**AIM OF THE TASK:** Exactly repeat all the records below, omitting the images they hold.

**INFORMATION PROVIDED:**
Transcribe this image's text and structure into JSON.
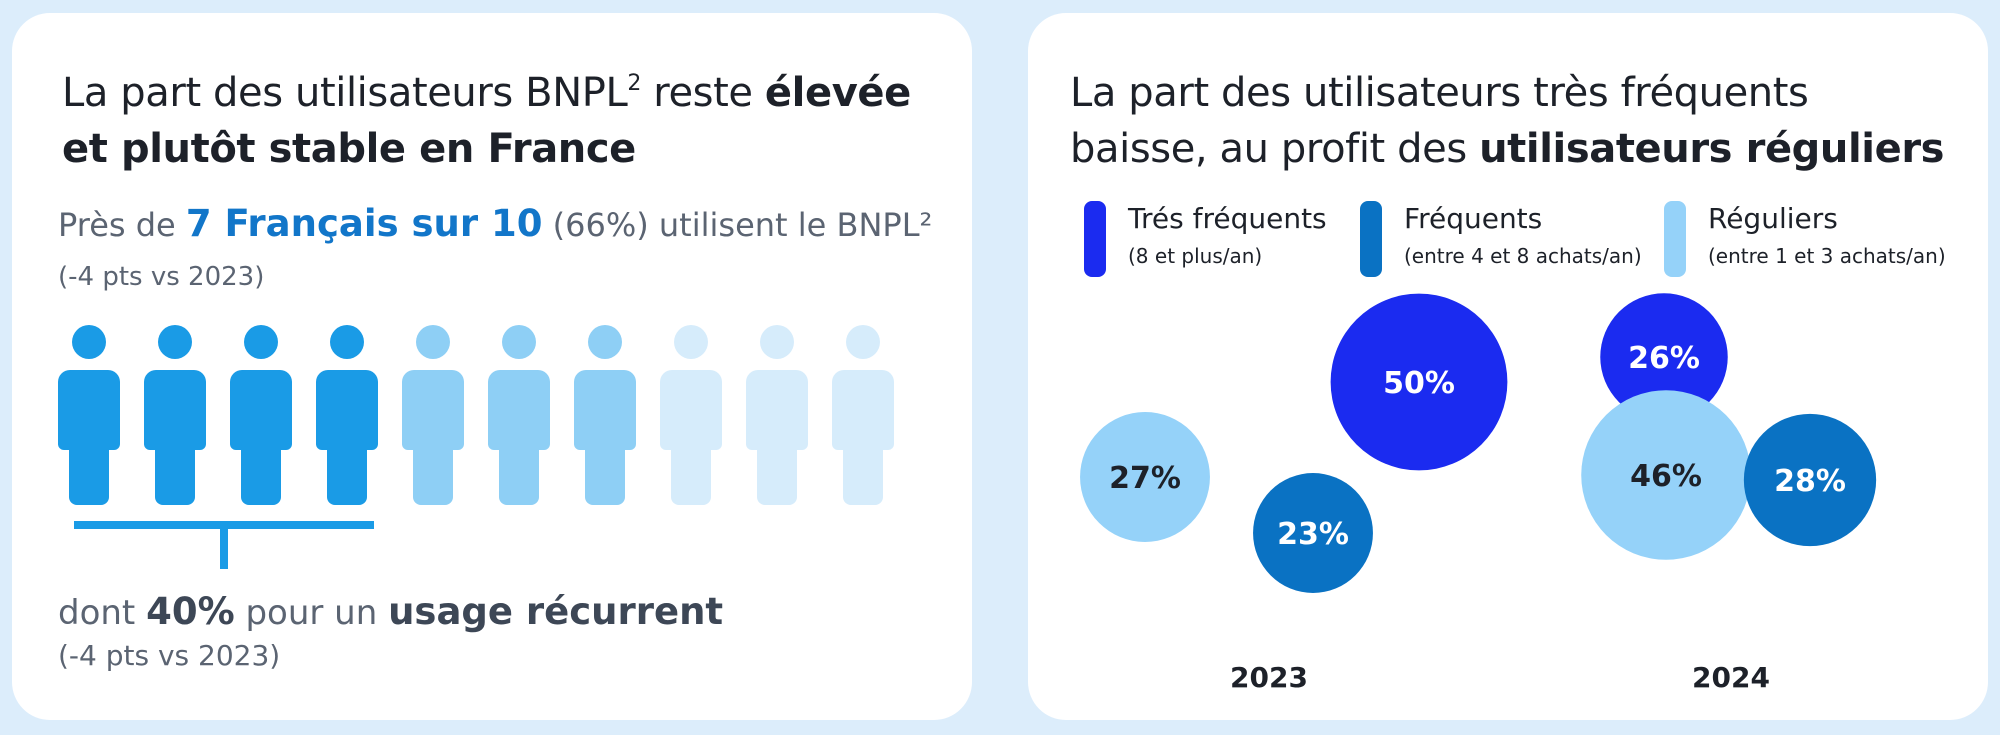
{
  "left": {
    "title_part1": "La part des utilisateurs BNPL",
    "title_sup": "2",
    "title_part2": " reste ",
    "title_bold1": "élevée",
    "title_bold2": "et plutôt stable en France",
    "lead_pre": "Près de ",
    "lead_highlight": "7 Français sur 10",
    "lead_paren": " (66%)",
    "lead_post": " utilisent le BNPL²",
    "lead_change": " (-4 pts vs 2023)",
    "sub_pre": "dont ",
    "sub_pct": "40%",
    "sub_mid": " pour un ",
    "sub_usage": "usage récurrent",
    "sub_change": "(-4 pts vs 2023)",
    "people_total": 10,
    "people_users": 7,
    "people_recurrent": 4
  },
  "right": {
    "title_line1": "La part des utilisateurs très fréquents",
    "title_line2_pre": "baisse, au profit des ",
    "title_line2_bold": "utilisateurs réguliers"
  },
  "colors": {
    "tres_frequents": "#1b2bf0",
    "frequents": "#0a72c3",
    "reguliers": "#95d2f9",
    "people_strong": "#1a9be6",
    "people_mid": "#8ecff5",
    "people_light": "#d6ecfb"
  },
  "chart_data": {
    "type": "bubble",
    "title": "",
    "legend": [
      {
        "key": "tres_frequents",
        "label": "Trés fréquents",
        "sublabel": "(8 et plus/an)"
      },
      {
        "key": "frequents",
        "label": "Fréquents",
        "sublabel": "(entre 4 et 8 achats/an)"
      },
      {
        "key": "reguliers",
        "label": "Réguliers",
        "sublabel": "(entre 1 et 3 achats/an)"
      }
    ],
    "groups": [
      {
        "year": "2023",
        "values": {
          "tres_frequents": 50,
          "frequents": 23,
          "reguliers": 27
        },
        "labels": {
          "tres_frequents": "50%",
          "frequents": "23%",
          "reguliers": "27%"
        }
      },
      {
        "year": "2024",
        "values": {
          "tres_frequents": 26,
          "frequents": 28,
          "reguliers": 46
        },
        "labels": {
          "tres_frequents": "26%",
          "frequents": "28%",
          "reguliers": "46%"
        }
      }
    ]
  }
}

**RESULT OF THE TASK:**
Transcribe this image's text and structure into JSON.
{
  "left": {
    "title_part1": "La part des utilisateurs BNPL",
    "title_sup": "2",
    "title_part2": " reste ",
    "title_bold1": "élevée",
    "title_bold2": "et plutôt stable en France",
    "lead_pre": "Près de ",
    "lead_highlight": "7 Français sur 10",
    "lead_paren": " (66%)",
    "lead_post": " utilisent le BNPL²",
    "lead_change": " (-4 pts vs 2023)",
    "sub_pre": "dont ",
    "sub_pct": "40%",
    "sub_mid": " pour un ",
    "sub_usage": "usage récurrent",
    "sub_change": "(-4 pts vs 2023)",
    "people_total": 10,
    "people_users": 7,
    "people_recurrent": 4
  },
  "right": {
    "title_line1": "La part des utilisateurs très fréquents",
    "title_line2_pre": "baisse, au profit des ",
    "title_line2_bold": "utilisateurs réguliers"
  },
  "colors": {
    "tres_frequents": "#1b2bf0",
    "frequents": "#0a72c3",
    "reguliers": "#95d2f9",
    "people_strong": "#1a9be6",
    "people_mid": "#8ecff5",
    "people_light": "#d6ecfb"
  },
  "chart_data": {
    "type": "bubble",
    "title": "",
    "legend": [
      {
        "key": "tres_frequents",
        "label": "Trés fréquents",
        "sublabel": "(8 et plus/an)"
      },
      {
        "key": "frequents",
        "label": "Fréquents",
        "sublabel": "(entre 4 et 8 achats/an)"
      },
      {
        "key": "reguliers",
        "label": "Réguliers",
        "sublabel": "(entre 1 et 3 achats/an)"
      }
    ],
    "groups": [
      {
        "year": "2023",
        "values": {
          "tres_frequents": 50,
          "frequents": 23,
          "reguliers": 27
        },
        "labels": {
          "tres_frequents": "50%",
          "frequents": "23%",
          "reguliers": "27%"
        }
      },
      {
        "year": "2024",
        "values": {
          "tres_frequents": 26,
          "frequents": 28,
          "reguliers": 46
        },
        "labels": {
          "tres_frequents": "26%",
          "frequents": "28%",
          "reguliers": "46%"
        }
      }
    ]
  }
}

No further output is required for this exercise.